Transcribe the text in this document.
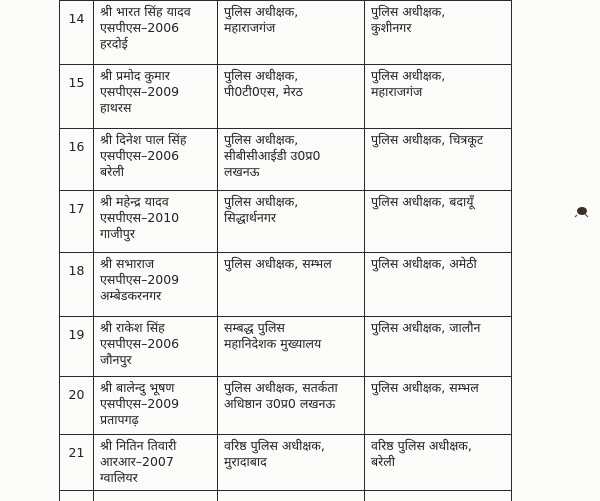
14	श्री भारत सिंह यादव
एसपीएस–2006
हरदोई	पुलिस अधीक्षक,
महाराजगंज	पुलिस अधीक्षक,
कुशीनगर

15	श्री प्रमोद कुमार
एसपीएस–2009
हाथरस	पुलिस अधीक्षक,
पी0टी0एस, मेरठ	पुलिस अधीक्षक,
महाराजगंज

16	श्री दिनेश पाल सिंह
एसपीएस–2006
बरेली	पुलिस अधीक्षक,
सीबीसीआईडी उ0प्र0
लखनऊ	पुलिस अधीक्षक, चित्रकूट

17	श्री महेन्द्र यादव
एसपीएस–2010
गाजीपुर	पुलिस अधीक्षक,
सिद्धार्थनगर	पुलिस अधीक्षक, बदायूँ

18	श्री सभाराज
एसपीएस–2009
अम्बेडकरनगर	पुलिस अधीक्षक, सम्भल	पुलिस अधीक्षक, अमेठी

19	श्री राकेश सिंह
एसपीएस–2006
जौनपुर	सम्बद्ध पुलिस
महानिदेशक मुख्यालय	पुलिस अधीक्षक, जालौन

20	श्री बालेन्दु भूषण
एसपीएस–2009
प्रतापगढ़	पुलिस अधीक्षक, सतर्कता
अधिष्ठान उ0प्र0 लखनऊ	पुलिस अधीक्षक, सम्भल

21	श्री नितिन तिवारी
आरआर–2007
ग्वालियर	वरिष्ठ पुलिस अधीक्षक,
मुरादाबाद	वरिष्ठ पुलिस अधीक्षक,
बरेली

PROMPT: With the pictures omitted, reproduce the records in full and exactly.

WRITTEN ANSWER:
Transcribe the text in this document.
14	श्री भारत सिंह यादव
एसपीएस–2006
हरदोई	पुलिस अधीक्षक,
महाराजगंज	पुलिस अधीक्षक,
कुशीनगर

15	श्री प्रमोद कुमार
एसपीएस–2009
हाथरस	पुलिस अधीक्षक,
पी0टी0एस, मेरठ	पुलिस अधीक्षक,
महाराजगंज

16	श्री दिनेश पाल सिंह
एसपीएस–2006
बरेली	पुलिस अधीक्षक,
सीबीसीआईडी उ0प्र0
लखनऊ	पुलिस अधीक्षक, चित्रकूट

17	श्री महेन्द्र यादव
एसपीएस–2010
गाजीपुर	पुलिस अधीक्षक,
सिद्धार्थनगर	पुलिस अधीक्षक, बदायूँ

18	श्री सभाराज
एसपीएस–2009
अम्बेडकरनगर	पुलिस अधीक्षक, सम्भल	पुलिस अधीक्षक, अमेठी

19	श्री राकेश सिंह
एसपीएस–2006
जौनपुर	सम्बद्ध पुलिस
महानिदेशक मुख्यालय	पुलिस अधीक्षक, जालौन

20	श्री बालेन्दु भूषण
एसपीएस–2009
प्रतापगढ़	पुलिस अधीक्षक, सतर्कता
अधिष्ठान उ0प्र0 लखनऊ	पुलिस अधीक्षक, सम्भल

21	श्री नितिन तिवारी
आरआर–2007
ग्वालियर	वरिष्ठ पुलिस अधीक्षक,
मुरादाबाद	वरिष्ठ पुलिस अधीक्षक,
बरेली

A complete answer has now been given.